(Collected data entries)
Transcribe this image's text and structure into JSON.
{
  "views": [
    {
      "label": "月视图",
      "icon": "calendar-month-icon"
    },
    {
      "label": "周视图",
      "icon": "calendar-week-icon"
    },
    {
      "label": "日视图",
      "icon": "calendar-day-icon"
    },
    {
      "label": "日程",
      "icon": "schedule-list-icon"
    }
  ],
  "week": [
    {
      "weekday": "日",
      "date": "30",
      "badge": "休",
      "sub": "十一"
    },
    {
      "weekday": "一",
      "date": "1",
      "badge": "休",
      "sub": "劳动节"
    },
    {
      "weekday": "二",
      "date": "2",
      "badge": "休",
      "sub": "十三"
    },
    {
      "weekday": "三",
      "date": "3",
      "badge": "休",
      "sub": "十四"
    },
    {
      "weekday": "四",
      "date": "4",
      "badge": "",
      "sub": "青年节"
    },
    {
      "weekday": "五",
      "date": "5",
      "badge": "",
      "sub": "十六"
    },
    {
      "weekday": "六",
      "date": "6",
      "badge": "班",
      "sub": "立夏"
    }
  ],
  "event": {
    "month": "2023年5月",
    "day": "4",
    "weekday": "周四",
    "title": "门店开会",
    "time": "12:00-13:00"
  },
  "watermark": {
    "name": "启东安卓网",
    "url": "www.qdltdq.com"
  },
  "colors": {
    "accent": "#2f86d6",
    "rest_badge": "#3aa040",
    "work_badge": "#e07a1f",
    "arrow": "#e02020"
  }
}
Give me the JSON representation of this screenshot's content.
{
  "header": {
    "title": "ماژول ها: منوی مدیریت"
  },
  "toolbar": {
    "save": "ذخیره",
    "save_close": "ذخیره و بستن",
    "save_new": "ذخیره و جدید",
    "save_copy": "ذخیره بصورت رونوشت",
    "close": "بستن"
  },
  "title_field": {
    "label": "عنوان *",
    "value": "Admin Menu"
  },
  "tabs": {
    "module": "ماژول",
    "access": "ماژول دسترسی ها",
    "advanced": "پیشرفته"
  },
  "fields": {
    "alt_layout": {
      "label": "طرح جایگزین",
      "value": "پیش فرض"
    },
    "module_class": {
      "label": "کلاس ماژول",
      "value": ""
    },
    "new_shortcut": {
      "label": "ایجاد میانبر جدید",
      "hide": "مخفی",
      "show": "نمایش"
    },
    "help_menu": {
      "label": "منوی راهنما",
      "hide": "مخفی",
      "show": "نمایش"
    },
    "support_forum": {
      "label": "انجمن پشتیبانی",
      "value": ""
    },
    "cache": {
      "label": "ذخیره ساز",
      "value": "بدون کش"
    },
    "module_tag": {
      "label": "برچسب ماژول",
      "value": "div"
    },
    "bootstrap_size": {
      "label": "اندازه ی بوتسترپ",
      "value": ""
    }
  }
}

__AIM__
Output every line above without altering anything.

__TASK RESPONSE__
Transcribe this image's text and structure into JSON.
{
  "views": [
    {
      "label": "月视图",
      "icon": "calendar-month-icon"
    },
    {
      "label": "周视图",
      "icon": "calendar-week-icon"
    },
    {
      "label": "日视图",
      "icon": "calendar-day-icon"
    },
    {
      "label": "日程",
      "icon": "schedule-list-icon"
    }
  ],
  "week": [
    {
      "weekday": "日",
      "date": "30",
      "badge": "休",
      "sub": "十一"
    },
    {
      "weekday": "一",
      "date": "1",
      "badge": "休",
      "sub": "劳动节"
    },
    {
      "weekday": "二",
      "date": "2",
      "badge": "休",
      "sub": "十三"
    },
    {
      "weekday": "三",
      "date": "3",
      "badge": "休",
      "sub": "十四"
    },
    {
      "weekday": "四",
      "date": "4",
      "badge": "",
      "sub": "青年节"
    },
    {
      "weekday": "五",
      "date": "5",
      "badge": "",
      "sub": "十六"
    },
    {
      "weekday": "六",
      "date": "6",
      "badge": "班",
      "sub": "立夏"
    }
  ],
  "event": {
    "month": "2023年5月",
    "day": "4",
    "weekday": "周四",
    "title": "门店开会",
    "time": "12:00-13:00"
  },
  "watermark": {
    "name": "启东安卓网",
    "url": "www.qdltdq.com"
  },
  "colors": {
    "accent": "#2f86d6",
    "rest_badge": "#3aa040",
    "work_badge": "#e07a1f",
    "arrow": "#e02020"
  }
}
Give me the JSON representation of this screenshot's content.
{
  "header": {
    "title": "ماژول ها: منوی مدیریت"
  },
  "toolbar": {
    "save": "ذخیره",
    "save_close": "ذخیره و بستن",
    "save_new": "ذخیره و جدید",
    "save_copy": "ذخیره بصورت رونوشت",
    "close": "بستن"
  },
  "title_field": {
    "label": "عنوان *",
    "value": "Admin Menu"
  },
  "tabs": {
    "module": "ماژول",
    "access": "ماژول دسترسی ها",
    "advanced": "پیشرفته"
  },
  "fields": {
    "alt_layout": {
      "label": "طرح جایگزین",
      "value": "پیش فرض"
    },
    "module_class": {
      "label": "کلاس ماژول",
      "value": ""
    },
    "new_shortcut": {
      "label": "ایجاد میانبر جدید",
      "hide": "مخفی",
      "show": "نمایش"
    },
    "help_menu": {
      "label": "منوی راهنما",
      "hide": "مخفی",
      "show": "نمایش"
    },
    "support_forum": {
      "label": "انجمن پشتیبانی",
      "value": ""
    },
    "cache": {
      "label": "ذخیره ساز",
      "value": "بدون کش"
    },
    "module_tag": {
      "label": "برچسب ماژول",
      "value": "div"
    },
    "bootstrap_size": {
      "label": "اندازه ی بوتسترپ",
      "value": ""
    }
  }
}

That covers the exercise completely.